## REQUIREMENT:
Leaving out the pictures, please retype each record exactly.
[Start of EXTRACTED RECORDS]
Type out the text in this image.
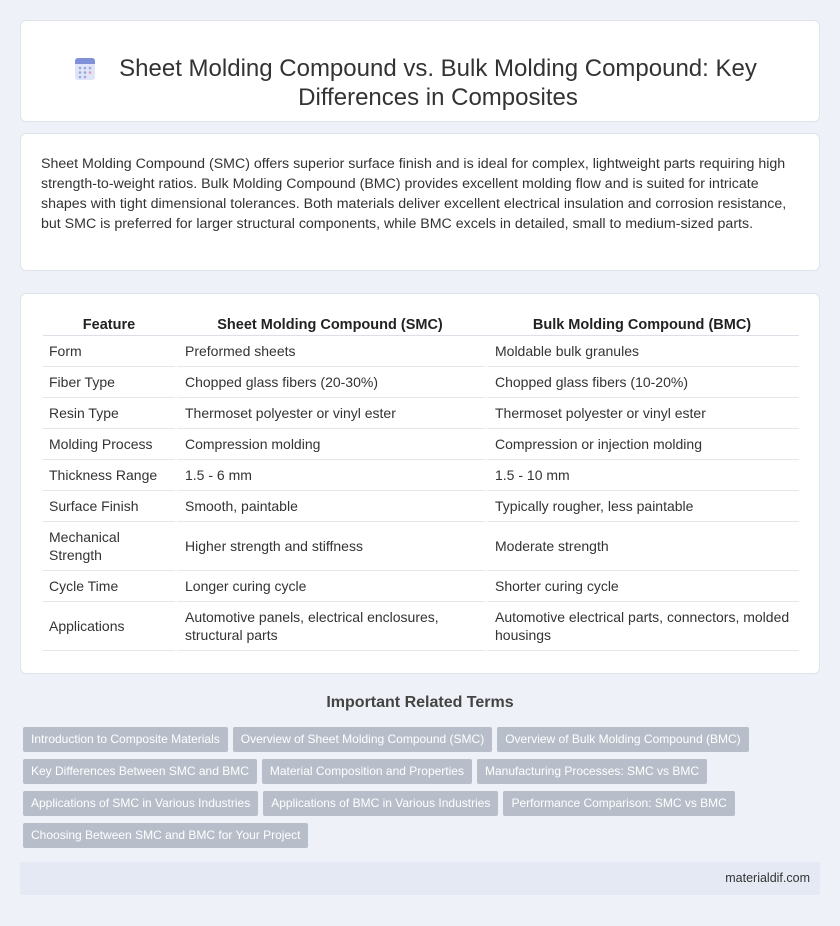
Sheet Molding Compound vs. Bulk Molding Compound: Key Differences in Composites

Sheet Molding Compound (SMC) offers superior surface finish and is ideal for complex, lightweight parts requiring high strength-to-weight ratios. Bulk Molding Compound (BMC) provides excellent molding flow and is suited for intricate shapes with tight dimensional tolerances. Both materials deliver excellent electrical insulation and corrosion resistance, but SMC is preferred for larger structural components, while BMC excels in detailed, small to medium-sized parts.

Feature	Sheet Molding Compound (SMC)	Bulk Molding Compound (BMC)
Form	Preformed sheets	Moldable bulk granules
Fiber Type	Chopped glass fibers (20-30%)	Chopped glass fibers (10-20%)
Resin Type	Thermoset polyester or vinyl ester	Thermoset polyester or vinyl ester
Molding Process	Compression molding	Compression or injection molding
Thickness Range	1.5 - 6 mm	1.5 - 10 mm
Surface Finish	Smooth, paintable	Typically rougher, less paintable
Mechanical Strength	Higher strength and stiffness	Moderate strength
Cycle Time	Longer curing cycle	Shorter curing cycle
Applications	Automotive panels, electrical enclosures, structural parts	Automotive electrical parts, connectors, molded housings
Important Related Terms
Introduction to Composite Materials Overview of Sheet Molding Compound (SMC) Overview of Bulk Molding Compound (BMC)
Key Differences Between SMC and BMC Material Composition and Properties Manufacturing Processes: SMC vs BMC
Applications of SMC in Various Industries Applications of BMC in Various Industries Performance Comparison: SMC vs BMC
Choosing Between SMC and BMC for Your Project
materialdif.com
[End of EXTRACTED RECORDS]
## EXERCISE RESULT:
Type out the text in this image.
Sheet Molding Compound vs. Bulk Molding Compound: Key Differences in Composites

Sheet Molding Compound (SMC) offers superior surface finish and is ideal for complex, lightweight parts requiring high strength-to-weight ratios. Bulk Molding Compound (BMC) provides excellent molding flow and is suited for intricate shapes with tight dimensional tolerances. Both materials deliver excellent electrical insulation and corrosion resistance, but SMC is preferred for larger structural components, while BMC excels in detailed, small to medium-sized parts.

Feature	Sheet Molding Compound (SMC)	Bulk Molding Compound (BMC)
Form	Preformed sheets	Moldable bulk granules
Fiber Type	Chopped glass fibers (20-30%)	Chopped glass fibers (10-20%)
Resin Type	Thermoset polyester or vinyl ester	Thermoset polyester or vinyl ester
Molding Process	Compression molding	Compression or injection molding
Thickness Range	1.5 - 6 mm	1.5 - 10 mm
Surface Finish	Smooth, paintable	Typically rougher, less paintable
Mechanical Strength	Higher strength and stiffness	Moderate strength
Cycle Time	Longer curing cycle	Shorter curing cycle
Applications	Automotive panels, electrical enclosures, structural parts	Automotive electrical parts, connectors, molded housings
Important Related Terms
Introduction to Composite Materials Overview of Sheet Molding Compound (SMC) Overview of Bulk Molding Compound (BMC)
Key Differences Between SMC and BMC Material Composition and Properties Manufacturing Processes: SMC vs BMC
Applications of SMC in Various Industries Applications of BMC in Various Industries Performance Comparison: SMC vs BMC
Choosing Between SMC and BMC for Your Project
materialdif.com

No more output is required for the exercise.